Exercise objective: Return all entries word for word, but drop any images.
::: Data to use
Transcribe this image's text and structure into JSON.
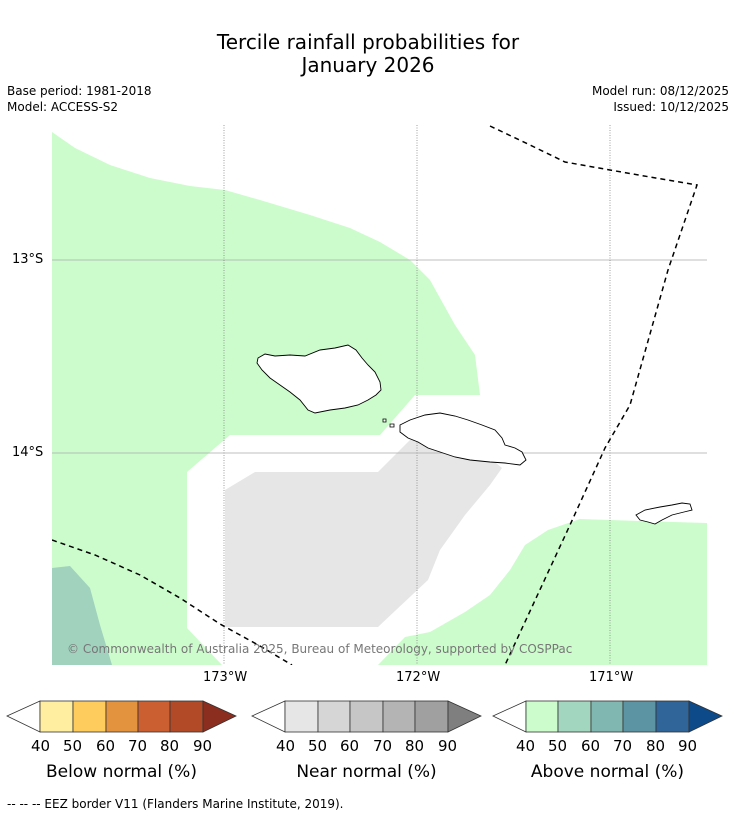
{
  "title_line1": "Tercile rainfall probabilities for",
  "title_line2": "January 2026",
  "meta": {
    "base_period": "Base period: 1981-2018",
    "model": "Model: ACCESS-S2",
    "model_run": "Model run: 08/12/2025",
    "issued": "Issued: 10/12/2025"
  },
  "map": {
    "lat_labels": [
      "13°S",
      "14°S"
    ],
    "lon_labels": [
      "173°W",
      "172°W",
      "171°W"
    ],
    "copyright": "© Commonwealth of Australia 2025, Bureau of Meteorology, supported by COSPPac",
    "land_color": "#ffffff",
    "above_light_color": "#ccfccc",
    "above_mid_color": "#a0d2be",
    "near_color": "#e6e6e6"
  },
  "legends": [
    {
      "title": "Below normal (%)",
      "ticks": [
        "40",
        "50",
        "60",
        "70",
        "80",
        "90"
      ],
      "colors": [
        "#ffffff",
        "#ffeda0",
        "#fecc5c",
        "#e3933e",
        "#cb5f31",
        "#b24a28",
        "#8b2e1f"
      ]
    },
    {
      "title": "Near normal (%)",
      "ticks": [
        "40",
        "50",
        "60",
        "70",
        "80",
        "90"
      ],
      "colors": [
        "#ffffff",
        "#e6e6e6",
        "#d6d6d6",
        "#c6c6c6",
        "#b4b4b4",
        "#a0a0a0",
        "#7f7f7f"
      ]
    },
    {
      "title": "Above normal (%)",
      "ticks": [
        "40",
        "50",
        "60",
        "70",
        "80",
        "90"
      ],
      "colors": [
        "#ffffff",
        "#ccfccc",
        "#a3d6bf",
        "#80b7b0",
        "#5d94a3",
        "#2f6599",
        "#0d4a8a"
      ]
    }
  ],
  "footer": "--  --  -- EEZ border V11 (Flanders Marine Institute, 2019)."
}
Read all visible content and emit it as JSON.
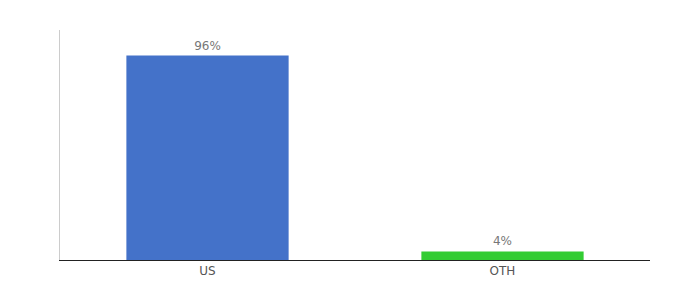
{
  "chart_data": {
    "type": "bar",
    "categories": [
      "US",
      "OTH"
    ],
    "values": [
      96,
      4
    ],
    "value_labels": [
      "96%",
      "4%"
    ],
    "data_labels": true,
    "colors": [
      "#4472c9",
      "#33cc33"
    ],
    "ylim": [
      0,
      108
    ],
    "grid": false,
    "tick_labels": "x"
  }
}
::::::
Response:
Transcribe this image's text and structure into JSON.
{
  "title_line1": "Tercile rainfall probabilities for",
  "title_line2": "January 2026",
  "meta": {
    "base_period": "Base period: 1981-2018",
    "model": "Model: ACCESS-S2",
    "model_run": "Model run: 08/12/2025",
    "issued": "Issued: 10/12/2025"
  },
  "map": {
    "lat_labels": [
      "13°S",
      "14°S"
    ],
    "lon_labels": [
      "173°W",
      "172°W",
      "171°W"
    ],
    "copyright": "© Commonwealth of Australia 2025, Bureau of Meteorology, supported by COSPPac",
    "land_color": "#ffffff",
    "above_light_color": "#ccfccc",
    "above_mid_color": "#a0d2be",
    "near_color": "#e6e6e6"
  },
  "legends": [
    {
      "title": "Below normal (%)",
      "ticks": [
        "40",
        "50",
        "60",
        "70",
        "80",
        "90"
      ],
      "colors": [
        "#ffffff",
        "#ffeda0",
        "#fecc5c",
        "#e3933e",
        "#cb5f31",
        "#b24a28",
        "#8b2e1f"
      ]
    },
    {
      "title": "Near normal (%)",
      "ticks": [
        "40",
        "50",
        "60",
        "70",
        "80",
        "90"
      ],
      "colors": [
        "#ffffff",
        "#e6e6e6",
        "#d6d6d6",
        "#c6c6c6",
        "#b4b4b4",
        "#a0a0a0",
        "#7f7f7f"
      ]
    },
    {
      "title": "Above normal (%)",
      "ticks": [
        "40",
        "50",
        "60",
        "70",
        "80",
        "90"
      ],
      "colors": [
        "#ffffff",
        "#ccfccc",
        "#a3d6bf",
        "#80b7b0",
        "#5d94a3",
        "#2f6599",
        "#0d4a8a"
      ]
    }
  ],
  "footer": "--  --  -- EEZ border V11 (Flanders Marine Institute, 2019)."
}
Read all visible content and emit it as JSON.
{
  "chart_data": {
    "type": "bar",
    "categories": [
      "US",
      "OTH"
    ],
    "values": [
      96,
      4
    ],
    "value_labels": [
      "96%",
      "4%"
    ],
    "data_labels": true,
    "colors": [
      "#4472c9",
      "#33cc33"
    ],
    "ylim": [
      0,
      108
    ],
    "grid": false,
    "tick_labels": "x"
  }
}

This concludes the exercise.